◆ **TASK DESCRIPTION**
In the entries below, find every line with "color" and copy it.

— begin —

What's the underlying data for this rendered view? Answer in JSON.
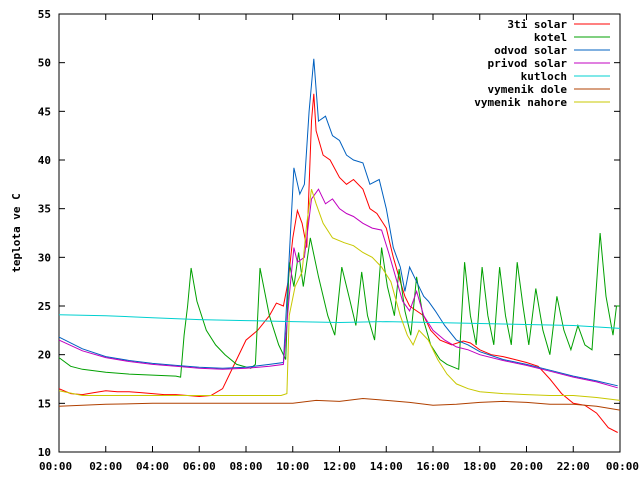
{
  "chart_data": {
    "type": "line",
    "ylabel": "teplota ve C",
    "xlabel": "",
    "title": "",
    "xlim": [
      0,
      24
    ],
    "ylim": [
      10,
      55
    ],
    "grid": false,
    "legend_position": "top-right",
    "x_ticks": [
      "00:00",
      "02:00",
      "04:00",
      "06:00",
      "08:00",
      "10:00",
      "12:00",
      "14:00",
      "16:00",
      "18:00",
      "20:00",
      "22:00",
      "00:00"
    ],
    "y_ticks": [
      10,
      15,
      20,
      25,
      30,
      35,
      40,
      45,
      50,
      55
    ],
    "series": [
      {
        "name": "3ti solar",
        "color": "#ff0000",
        "points": [
          [
            0,
            16.5
          ],
          [
            0.5,
            16.0
          ],
          [
            1,
            15.9
          ],
          [
            1.5,
            16.1
          ],
          [
            2,
            16.3
          ],
          [
            2.5,
            16.2
          ],
          [
            3,
            16.2
          ],
          [
            3.5,
            16.1
          ],
          [
            4,
            16.0
          ],
          [
            4.5,
            15.9
          ],
          [
            5,
            15.9
          ],
          [
            5.5,
            15.8
          ],
          [
            6,
            15.7
          ],
          [
            6.5,
            15.8
          ],
          [
            7,
            16.5
          ],
          [
            7.5,
            19.0
          ],
          [
            8,
            21.5
          ],
          [
            8.5,
            22.5
          ],
          [
            9,
            24.0
          ],
          [
            9.3,
            25.3
          ],
          [
            9.6,
            25.0
          ],
          [
            9.8,
            27.5
          ],
          [
            10,
            32.0
          ],
          [
            10.2,
            34.8
          ],
          [
            10.4,
            33.5
          ],
          [
            10.6,
            31.0
          ],
          [
            10.8,
            44.0
          ],
          [
            10.9,
            46.8
          ],
          [
            11,
            43.0
          ],
          [
            11.3,
            40.5
          ],
          [
            11.6,
            40.0
          ],
          [
            12,
            38.2
          ],
          [
            12.3,
            37.5
          ],
          [
            12.6,
            38.0
          ],
          [
            13,
            37.0
          ],
          [
            13.3,
            35.0
          ],
          [
            13.6,
            34.5
          ],
          [
            14,
            33.0
          ],
          [
            14.3,
            30.0
          ],
          [
            14.6,
            27.5
          ],
          [
            14.8,
            26.0
          ],
          [
            15,
            25.0
          ],
          [
            15.3,
            24.5
          ],
          [
            15.6,
            24.0
          ],
          [
            15.9,
            22.5
          ],
          [
            16.3,
            21.5
          ],
          [
            16.8,
            21.0
          ],
          [
            17.3,
            21.4
          ],
          [
            17.6,
            21.2
          ],
          [
            18,
            20.5
          ],
          [
            18.5,
            20.0
          ],
          [
            19,
            19.8
          ],
          [
            19.5,
            19.5
          ],
          [
            20,
            19.2
          ],
          [
            20.5,
            18.8
          ],
          [
            21,
            17.5
          ],
          [
            21.5,
            16.0
          ],
          [
            22,
            15.0
          ],
          [
            22.5,
            14.8
          ],
          [
            23,
            14.0
          ],
          [
            23.5,
            12.5
          ],
          [
            23.9,
            12.0
          ]
        ]
      },
      {
        "name": "kotel",
        "color": "#00a000",
        "points": [
          [
            0,
            19.7
          ],
          [
            0.5,
            18.8
          ],
          [
            1,
            18.5
          ],
          [
            2,
            18.2
          ],
          [
            3,
            18.0
          ],
          [
            4,
            17.9
          ],
          [
            5,
            17.8
          ],
          [
            5.2,
            17.7
          ],
          [
            5.35,
            22.0
          ],
          [
            5.5,
            25.0
          ],
          [
            5.65,
            28.9
          ],
          [
            5.9,
            25.5
          ],
          [
            6.3,
            22.5
          ],
          [
            6.7,
            21.0
          ],
          [
            7.1,
            20.0
          ],
          [
            7.6,
            19.0
          ],
          [
            8.2,
            18.6
          ],
          [
            8.4,
            19.0
          ],
          [
            8.6,
            28.9
          ],
          [
            9.0,
            24.0
          ],
          [
            9.4,
            21.0
          ],
          [
            9.7,
            19.5
          ],
          [
            9.85,
            29.5
          ],
          [
            10.05,
            27.0
          ],
          [
            10.25,
            30.5
          ],
          [
            10.45,
            27.0
          ],
          [
            10.75,
            32.0
          ],
          [
            11.1,
            28.0
          ],
          [
            11.5,
            24.0
          ],
          [
            11.8,
            22.0
          ],
          [
            12.1,
            29.0
          ],
          [
            12.4,
            26.0
          ],
          [
            12.7,
            23.0
          ],
          [
            12.95,
            28.5
          ],
          [
            13.2,
            24.0
          ],
          [
            13.5,
            21.5
          ],
          [
            13.8,
            31.0
          ],
          [
            14.05,
            27.0
          ],
          [
            14.35,
            24.0
          ],
          [
            14.55,
            28.8
          ],
          [
            14.8,
            24.5
          ],
          [
            15.05,
            22.0
          ],
          [
            15.3,
            28.0
          ],
          [
            15.6,
            23.5
          ],
          [
            15.9,
            21.0
          ],
          [
            16.3,
            19.5
          ],
          [
            16.6,
            19.0
          ],
          [
            17.1,
            18.5
          ],
          [
            17.35,
            29.5
          ],
          [
            17.6,
            24.0
          ],
          [
            17.85,
            21.0
          ],
          [
            18.1,
            29.0
          ],
          [
            18.35,
            24.0
          ],
          [
            18.6,
            21.0
          ],
          [
            18.85,
            29.0
          ],
          [
            19.1,
            24.0
          ],
          [
            19.35,
            21.0
          ],
          [
            19.6,
            29.5
          ],
          [
            19.85,
            25.0
          ],
          [
            20.1,
            21.0
          ],
          [
            20.4,
            26.8
          ],
          [
            20.7,
            22.5
          ],
          [
            21.0,
            20.0
          ],
          [
            21.3,
            26.0
          ],
          [
            21.6,
            22.5
          ],
          [
            21.9,
            20.5
          ],
          [
            22.2,
            23.0
          ],
          [
            22.5,
            21.0
          ],
          [
            22.8,
            20.5
          ],
          [
            23.15,
            32.5
          ],
          [
            23.4,
            26.0
          ],
          [
            23.7,
            22.0
          ],
          [
            23.85,
            25.0
          ],
          [
            24.0,
            25.0
          ]
        ]
      },
      {
        "name": "odvod solar",
        "color": "#0060c0",
        "points": [
          [
            0,
            21.8
          ],
          [
            1,
            20.6
          ],
          [
            2,
            19.8
          ],
          [
            3,
            19.4
          ],
          [
            4,
            19.1
          ],
          [
            5,
            18.9
          ],
          [
            6,
            18.7
          ],
          [
            7,
            18.6
          ],
          [
            8,
            18.7
          ],
          [
            9,
            19.0
          ],
          [
            9.6,
            19.2
          ],
          [
            9.85,
            30.0
          ],
          [
            10.05,
            39.2
          ],
          [
            10.3,
            36.5
          ],
          [
            10.5,
            37.5
          ],
          [
            10.7,
            45.0
          ],
          [
            10.9,
            50.4
          ],
          [
            11.1,
            44.0
          ],
          [
            11.4,
            44.5
          ],
          [
            11.7,
            42.5
          ],
          [
            12,
            42.0
          ],
          [
            12.3,
            40.5
          ],
          [
            12.6,
            40.0
          ],
          [
            13,
            39.7
          ],
          [
            13.3,
            37.5
          ],
          [
            13.7,
            38.0
          ],
          [
            14,
            35.0
          ],
          [
            14.3,
            31.0
          ],
          [
            14.6,
            29.0
          ],
          [
            14.8,
            26.5
          ],
          [
            15,
            29.0
          ],
          [
            15.3,
            27.5
          ],
          [
            15.6,
            26.0
          ],
          [
            15.8,
            25.5
          ],
          [
            16.1,
            24.5
          ],
          [
            16.5,
            23.0
          ],
          [
            17,
            21.5
          ],
          [
            17.5,
            21.0
          ],
          [
            18,
            20.3
          ],
          [
            19,
            19.5
          ],
          [
            20,
            19.0
          ],
          [
            21,
            18.4
          ],
          [
            22,
            17.8
          ],
          [
            23,
            17.3
          ],
          [
            23.9,
            16.8
          ]
        ]
      },
      {
        "name": "privod solar",
        "color": "#c000c0",
        "points": [
          [
            0,
            21.5
          ],
          [
            1,
            20.4
          ],
          [
            2,
            19.7
          ],
          [
            3,
            19.3
          ],
          [
            4,
            19.0
          ],
          [
            5,
            18.8
          ],
          [
            6,
            18.6
          ],
          [
            7,
            18.5
          ],
          [
            8,
            18.6
          ],
          [
            9,
            18.8
          ],
          [
            9.6,
            19.0
          ],
          [
            9.85,
            26.0
          ],
          [
            10.05,
            31.0
          ],
          [
            10.2,
            29.5
          ],
          [
            10.5,
            30.0
          ],
          [
            10.8,
            36.0
          ],
          [
            11.1,
            37.0
          ],
          [
            11.4,
            35.5
          ],
          [
            11.7,
            36.0
          ],
          [
            12,
            35.0
          ],
          [
            12.3,
            34.5
          ],
          [
            12.6,
            34.2
          ],
          [
            13,
            33.5
          ],
          [
            13.4,
            33.0
          ],
          [
            13.8,
            32.8
          ],
          [
            14.1,
            30.5
          ],
          [
            14.4,
            28.0
          ],
          [
            14.7,
            25.5
          ],
          [
            15,
            24.5
          ],
          [
            15.3,
            26.5
          ],
          [
            15.6,
            24.0
          ],
          [
            16,
            22.5
          ],
          [
            16.5,
            21.5
          ],
          [
            17,
            20.8
          ],
          [
            17.5,
            20.5
          ],
          [
            18,
            20.0
          ],
          [
            19,
            19.4
          ],
          [
            20,
            18.9
          ],
          [
            21,
            18.3
          ],
          [
            22,
            17.7
          ],
          [
            23,
            17.2
          ],
          [
            23.9,
            16.6
          ]
        ]
      },
      {
        "name": "kutloch",
        "color": "#00d0d0",
        "points": [
          [
            0,
            24.1
          ],
          [
            2,
            24.0
          ],
          [
            4,
            23.8
          ],
          [
            6,
            23.6
          ],
          [
            8,
            23.5
          ],
          [
            10,
            23.4
          ],
          [
            12,
            23.3
          ],
          [
            14,
            23.4
          ],
          [
            16,
            23.3
          ],
          [
            18,
            23.2
          ],
          [
            20,
            23.1
          ],
          [
            22,
            23.0
          ],
          [
            24,
            22.7
          ]
        ]
      },
      {
        "name": "vymenik dole",
        "color": "#b04000",
        "points": [
          [
            0,
            14.7
          ],
          [
            2,
            14.9
          ],
          [
            4,
            15.0
          ],
          [
            6,
            15.0
          ],
          [
            8,
            15.0
          ],
          [
            10,
            15.0
          ],
          [
            11,
            15.3
          ],
          [
            12,
            15.2
          ],
          [
            13,
            15.5
          ],
          [
            14,
            15.3
          ],
          [
            15,
            15.1
          ],
          [
            16,
            14.8
          ],
          [
            17,
            14.9
          ],
          [
            18,
            15.1
          ],
          [
            19,
            15.2
          ],
          [
            20,
            15.1
          ],
          [
            21,
            14.9
          ],
          [
            22,
            14.9
          ],
          [
            23,
            14.7
          ],
          [
            24,
            14.3
          ]
        ]
      },
      {
        "name": "vymenik nahore",
        "color": "#c8c800",
        "points": [
          [
            0,
            16.3
          ],
          [
            1,
            15.8
          ],
          [
            2,
            15.8
          ],
          [
            4,
            15.8
          ],
          [
            6,
            15.8
          ],
          [
            8,
            15.8
          ],
          [
            9.5,
            15.8
          ],
          [
            9.75,
            16.0
          ],
          [
            9.85,
            24.0
          ],
          [
            10.1,
            27.0
          ],
          [
            10.4,
            28.5
          ],
          [
            10.6,
            33.5
          ],
          [
            10.8,
            37.0
          ],
          [
            11.0,
            35.5
          ],
          [
            11.3,
            33.5
          ],
          [
            11.7,
            32.0
          ],
          [
            12.2,
            31.5
          ],
          [
            12.6,
            31.2
          ],
          [
            13,
            30.5
          ],
          [
            13.4,
            30.0
          ],
          [
            13.8,
            29.0
          ],
          [
            14.2,
            27.5
          ],
          [
            14.6,
            24.0
          ],
          [
            14.9,
            22.0
          ],
          [
            15.15,
            21.0
          ],
          [
            15.4,
            22.5
          ],
          [
            15.8,
            21.5
          ],
          [
            16.2,
            19.5
          ],
          [
            16.6,
            18.0
          ],
          [
            17,
            17.0
          ],
          [
            17.5,
            16.5
          ],
          [
            18,
            16.2
          ],
          [
            19,
            16.0
          ],
          [
            20,
            15.9
          ],
          [
            21,
            15.8
          ],
          [
            22,
            15.8
          ],
          [
            23,
            15.6
          ],
          [
            24,
            15.3
          ]
        ]
      }
    ]
  }
}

— end —

◆ **SOLUTION FOR THIS PROBLEM**
        "color": "#ff0000",
        "color": "#00a000",
        "color": "#0060c0",
        "color": "#c000c0",
        "color": "#00d0d0",
        "color": "#b04000",
        "color": "#c8c800",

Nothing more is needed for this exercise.